# Raw data:

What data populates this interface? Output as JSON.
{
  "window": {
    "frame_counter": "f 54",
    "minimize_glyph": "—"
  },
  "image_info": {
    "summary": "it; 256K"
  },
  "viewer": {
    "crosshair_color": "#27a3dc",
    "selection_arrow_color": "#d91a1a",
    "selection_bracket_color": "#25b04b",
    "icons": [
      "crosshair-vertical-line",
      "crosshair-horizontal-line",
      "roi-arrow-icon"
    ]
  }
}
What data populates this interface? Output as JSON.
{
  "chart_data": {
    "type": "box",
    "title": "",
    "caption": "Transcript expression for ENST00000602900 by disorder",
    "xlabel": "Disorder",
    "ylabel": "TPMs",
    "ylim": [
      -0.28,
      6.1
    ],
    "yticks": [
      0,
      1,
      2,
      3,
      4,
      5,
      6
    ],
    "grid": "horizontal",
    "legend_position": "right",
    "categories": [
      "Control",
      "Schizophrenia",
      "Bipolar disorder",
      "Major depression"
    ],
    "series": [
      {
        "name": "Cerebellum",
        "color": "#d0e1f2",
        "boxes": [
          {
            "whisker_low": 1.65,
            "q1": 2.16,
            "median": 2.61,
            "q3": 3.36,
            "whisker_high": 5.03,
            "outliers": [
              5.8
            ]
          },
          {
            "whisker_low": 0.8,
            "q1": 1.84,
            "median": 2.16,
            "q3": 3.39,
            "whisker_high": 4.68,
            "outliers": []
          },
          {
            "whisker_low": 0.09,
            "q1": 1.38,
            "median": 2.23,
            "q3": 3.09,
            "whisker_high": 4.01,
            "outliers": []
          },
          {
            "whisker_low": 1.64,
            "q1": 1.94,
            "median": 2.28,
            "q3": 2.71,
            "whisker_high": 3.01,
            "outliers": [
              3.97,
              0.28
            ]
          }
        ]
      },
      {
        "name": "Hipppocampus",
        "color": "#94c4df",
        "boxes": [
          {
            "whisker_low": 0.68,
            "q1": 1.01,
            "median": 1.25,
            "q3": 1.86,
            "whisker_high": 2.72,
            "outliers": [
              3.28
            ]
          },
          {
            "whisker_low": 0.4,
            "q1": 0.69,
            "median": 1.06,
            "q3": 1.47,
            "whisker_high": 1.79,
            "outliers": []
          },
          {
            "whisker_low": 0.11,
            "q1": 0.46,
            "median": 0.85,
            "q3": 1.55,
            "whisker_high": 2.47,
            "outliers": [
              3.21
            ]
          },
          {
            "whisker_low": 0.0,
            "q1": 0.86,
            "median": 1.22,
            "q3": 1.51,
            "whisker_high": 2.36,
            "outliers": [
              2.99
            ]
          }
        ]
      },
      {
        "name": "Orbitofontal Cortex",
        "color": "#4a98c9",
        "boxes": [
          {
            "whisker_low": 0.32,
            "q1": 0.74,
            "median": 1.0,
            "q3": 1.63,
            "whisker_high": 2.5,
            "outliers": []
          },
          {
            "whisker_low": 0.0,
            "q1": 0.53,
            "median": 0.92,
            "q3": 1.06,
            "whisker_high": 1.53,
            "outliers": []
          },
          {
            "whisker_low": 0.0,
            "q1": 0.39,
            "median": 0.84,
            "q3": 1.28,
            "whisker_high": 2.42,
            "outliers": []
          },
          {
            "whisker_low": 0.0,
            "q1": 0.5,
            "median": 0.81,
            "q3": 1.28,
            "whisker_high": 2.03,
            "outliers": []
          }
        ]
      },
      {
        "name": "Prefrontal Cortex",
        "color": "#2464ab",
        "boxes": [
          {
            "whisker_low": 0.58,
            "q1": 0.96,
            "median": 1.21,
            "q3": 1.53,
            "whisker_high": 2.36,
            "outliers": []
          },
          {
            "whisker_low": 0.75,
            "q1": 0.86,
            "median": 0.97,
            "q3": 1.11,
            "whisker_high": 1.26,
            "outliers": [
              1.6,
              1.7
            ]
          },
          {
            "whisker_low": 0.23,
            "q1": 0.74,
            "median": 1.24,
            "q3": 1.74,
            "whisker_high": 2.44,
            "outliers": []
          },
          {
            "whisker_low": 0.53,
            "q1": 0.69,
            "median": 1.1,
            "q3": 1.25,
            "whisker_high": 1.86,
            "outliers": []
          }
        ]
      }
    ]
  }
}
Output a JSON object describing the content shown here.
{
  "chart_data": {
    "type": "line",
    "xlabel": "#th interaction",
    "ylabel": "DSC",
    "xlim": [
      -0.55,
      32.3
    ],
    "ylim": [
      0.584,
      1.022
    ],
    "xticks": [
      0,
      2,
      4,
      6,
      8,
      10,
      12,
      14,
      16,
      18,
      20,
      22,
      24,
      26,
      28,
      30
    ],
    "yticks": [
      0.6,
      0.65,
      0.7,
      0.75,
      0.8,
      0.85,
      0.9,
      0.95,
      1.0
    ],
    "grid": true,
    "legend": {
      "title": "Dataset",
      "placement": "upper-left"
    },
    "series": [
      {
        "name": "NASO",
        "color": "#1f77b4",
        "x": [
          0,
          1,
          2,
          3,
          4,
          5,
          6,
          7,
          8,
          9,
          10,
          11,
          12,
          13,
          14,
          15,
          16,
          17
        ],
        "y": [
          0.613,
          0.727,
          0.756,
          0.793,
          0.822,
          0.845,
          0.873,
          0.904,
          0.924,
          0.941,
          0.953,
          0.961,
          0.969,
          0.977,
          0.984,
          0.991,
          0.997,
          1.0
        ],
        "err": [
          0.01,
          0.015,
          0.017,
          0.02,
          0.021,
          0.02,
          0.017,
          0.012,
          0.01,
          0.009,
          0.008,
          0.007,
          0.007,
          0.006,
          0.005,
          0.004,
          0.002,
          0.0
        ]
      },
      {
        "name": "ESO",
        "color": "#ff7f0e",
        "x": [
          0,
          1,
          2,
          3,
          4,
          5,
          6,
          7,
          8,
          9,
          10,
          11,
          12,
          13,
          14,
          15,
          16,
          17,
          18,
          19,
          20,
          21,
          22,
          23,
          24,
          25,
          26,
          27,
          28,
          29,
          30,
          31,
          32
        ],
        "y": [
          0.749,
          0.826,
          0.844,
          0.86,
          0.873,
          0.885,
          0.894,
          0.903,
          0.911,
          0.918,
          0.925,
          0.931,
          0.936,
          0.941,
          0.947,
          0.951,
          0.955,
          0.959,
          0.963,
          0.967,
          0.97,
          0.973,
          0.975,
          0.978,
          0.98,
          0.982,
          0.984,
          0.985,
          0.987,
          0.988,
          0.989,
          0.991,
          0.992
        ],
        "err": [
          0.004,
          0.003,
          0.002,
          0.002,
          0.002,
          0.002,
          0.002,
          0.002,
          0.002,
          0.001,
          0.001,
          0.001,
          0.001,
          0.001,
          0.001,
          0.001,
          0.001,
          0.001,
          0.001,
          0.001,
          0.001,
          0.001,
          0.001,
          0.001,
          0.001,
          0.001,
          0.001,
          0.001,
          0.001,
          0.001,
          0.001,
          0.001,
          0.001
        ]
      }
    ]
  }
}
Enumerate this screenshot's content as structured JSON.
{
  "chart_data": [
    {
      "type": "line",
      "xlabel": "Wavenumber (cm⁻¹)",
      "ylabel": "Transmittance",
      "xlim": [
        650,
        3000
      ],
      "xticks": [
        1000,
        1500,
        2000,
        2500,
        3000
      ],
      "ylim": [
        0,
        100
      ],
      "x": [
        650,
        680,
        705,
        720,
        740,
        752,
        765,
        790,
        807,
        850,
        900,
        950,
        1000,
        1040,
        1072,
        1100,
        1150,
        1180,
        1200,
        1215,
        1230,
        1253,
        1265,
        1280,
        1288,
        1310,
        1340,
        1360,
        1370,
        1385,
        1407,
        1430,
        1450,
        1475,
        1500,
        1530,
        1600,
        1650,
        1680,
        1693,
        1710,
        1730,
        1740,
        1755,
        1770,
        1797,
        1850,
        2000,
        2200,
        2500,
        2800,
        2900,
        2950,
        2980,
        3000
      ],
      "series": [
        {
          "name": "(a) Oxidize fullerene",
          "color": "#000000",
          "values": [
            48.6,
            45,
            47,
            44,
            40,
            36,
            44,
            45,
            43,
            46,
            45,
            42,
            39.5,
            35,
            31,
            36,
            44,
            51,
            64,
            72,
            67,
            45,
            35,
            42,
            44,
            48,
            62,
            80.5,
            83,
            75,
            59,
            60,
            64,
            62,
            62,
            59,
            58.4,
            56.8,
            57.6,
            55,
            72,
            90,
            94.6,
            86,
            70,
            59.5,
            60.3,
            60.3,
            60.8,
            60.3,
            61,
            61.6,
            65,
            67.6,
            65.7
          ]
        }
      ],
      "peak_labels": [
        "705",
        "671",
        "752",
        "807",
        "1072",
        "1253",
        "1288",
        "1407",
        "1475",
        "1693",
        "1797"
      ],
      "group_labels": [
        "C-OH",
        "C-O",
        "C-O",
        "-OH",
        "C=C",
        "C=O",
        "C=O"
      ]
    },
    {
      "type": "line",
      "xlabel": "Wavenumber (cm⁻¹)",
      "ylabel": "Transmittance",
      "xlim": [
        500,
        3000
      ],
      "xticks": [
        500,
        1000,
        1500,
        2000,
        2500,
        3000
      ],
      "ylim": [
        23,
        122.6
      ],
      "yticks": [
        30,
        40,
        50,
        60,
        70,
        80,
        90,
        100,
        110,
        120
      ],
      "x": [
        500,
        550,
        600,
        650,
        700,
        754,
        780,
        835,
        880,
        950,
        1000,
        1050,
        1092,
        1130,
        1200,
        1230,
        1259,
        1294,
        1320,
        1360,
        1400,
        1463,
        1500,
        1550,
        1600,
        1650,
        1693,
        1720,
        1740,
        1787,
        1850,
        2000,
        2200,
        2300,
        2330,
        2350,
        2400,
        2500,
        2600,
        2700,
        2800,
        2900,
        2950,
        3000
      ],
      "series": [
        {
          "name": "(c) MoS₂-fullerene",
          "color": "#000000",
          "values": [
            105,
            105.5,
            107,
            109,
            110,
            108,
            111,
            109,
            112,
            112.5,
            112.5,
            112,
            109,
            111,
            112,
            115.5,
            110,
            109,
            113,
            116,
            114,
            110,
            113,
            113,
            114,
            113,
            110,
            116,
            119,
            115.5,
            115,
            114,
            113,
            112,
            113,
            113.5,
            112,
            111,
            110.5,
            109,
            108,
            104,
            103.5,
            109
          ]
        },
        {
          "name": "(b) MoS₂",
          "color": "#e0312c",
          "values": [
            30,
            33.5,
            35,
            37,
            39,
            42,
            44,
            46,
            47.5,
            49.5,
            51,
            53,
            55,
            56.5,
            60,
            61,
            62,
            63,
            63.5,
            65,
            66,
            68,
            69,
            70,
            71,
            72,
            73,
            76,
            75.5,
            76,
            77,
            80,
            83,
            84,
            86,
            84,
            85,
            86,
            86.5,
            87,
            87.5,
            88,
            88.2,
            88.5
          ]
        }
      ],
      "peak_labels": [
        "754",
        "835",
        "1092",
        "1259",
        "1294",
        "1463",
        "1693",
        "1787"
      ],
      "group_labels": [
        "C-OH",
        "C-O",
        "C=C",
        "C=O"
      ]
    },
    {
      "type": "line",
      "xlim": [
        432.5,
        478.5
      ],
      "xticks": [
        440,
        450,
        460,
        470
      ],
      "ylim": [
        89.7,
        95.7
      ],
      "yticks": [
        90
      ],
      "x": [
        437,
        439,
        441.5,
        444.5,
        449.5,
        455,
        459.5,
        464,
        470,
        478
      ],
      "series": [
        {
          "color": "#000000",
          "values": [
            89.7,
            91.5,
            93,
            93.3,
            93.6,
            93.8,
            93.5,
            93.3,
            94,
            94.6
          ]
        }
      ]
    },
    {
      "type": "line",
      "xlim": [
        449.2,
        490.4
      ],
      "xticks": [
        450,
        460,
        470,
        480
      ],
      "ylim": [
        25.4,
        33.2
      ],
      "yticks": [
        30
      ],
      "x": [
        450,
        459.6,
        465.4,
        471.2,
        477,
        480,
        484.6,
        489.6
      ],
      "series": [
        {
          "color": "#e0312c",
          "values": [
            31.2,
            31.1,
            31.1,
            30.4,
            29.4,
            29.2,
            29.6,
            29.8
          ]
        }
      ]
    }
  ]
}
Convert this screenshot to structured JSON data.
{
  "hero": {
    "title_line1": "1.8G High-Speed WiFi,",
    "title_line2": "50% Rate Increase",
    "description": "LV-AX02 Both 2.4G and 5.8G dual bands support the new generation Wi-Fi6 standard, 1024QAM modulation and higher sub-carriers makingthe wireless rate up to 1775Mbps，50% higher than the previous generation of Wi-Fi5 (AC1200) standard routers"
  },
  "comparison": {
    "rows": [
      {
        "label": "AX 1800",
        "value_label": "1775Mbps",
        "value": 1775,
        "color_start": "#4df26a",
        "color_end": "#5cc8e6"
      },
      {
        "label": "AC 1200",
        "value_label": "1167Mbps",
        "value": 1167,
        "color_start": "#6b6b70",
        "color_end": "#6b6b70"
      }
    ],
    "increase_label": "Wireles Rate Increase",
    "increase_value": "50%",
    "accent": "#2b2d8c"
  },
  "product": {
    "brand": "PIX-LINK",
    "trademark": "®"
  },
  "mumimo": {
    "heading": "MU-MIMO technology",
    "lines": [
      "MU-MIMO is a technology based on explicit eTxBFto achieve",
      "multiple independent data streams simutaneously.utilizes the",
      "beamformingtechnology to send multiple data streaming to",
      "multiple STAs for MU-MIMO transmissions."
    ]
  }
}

# Exercise instructions:
Pull out all lines of the data with the string "this".

# Complete output:
What data populates this interface? Output as JSON.
What data populates this interface? Output as JSON.
Enumerate this screenshot's content as structured JSON.
Convert this screenshot to structured JSON data.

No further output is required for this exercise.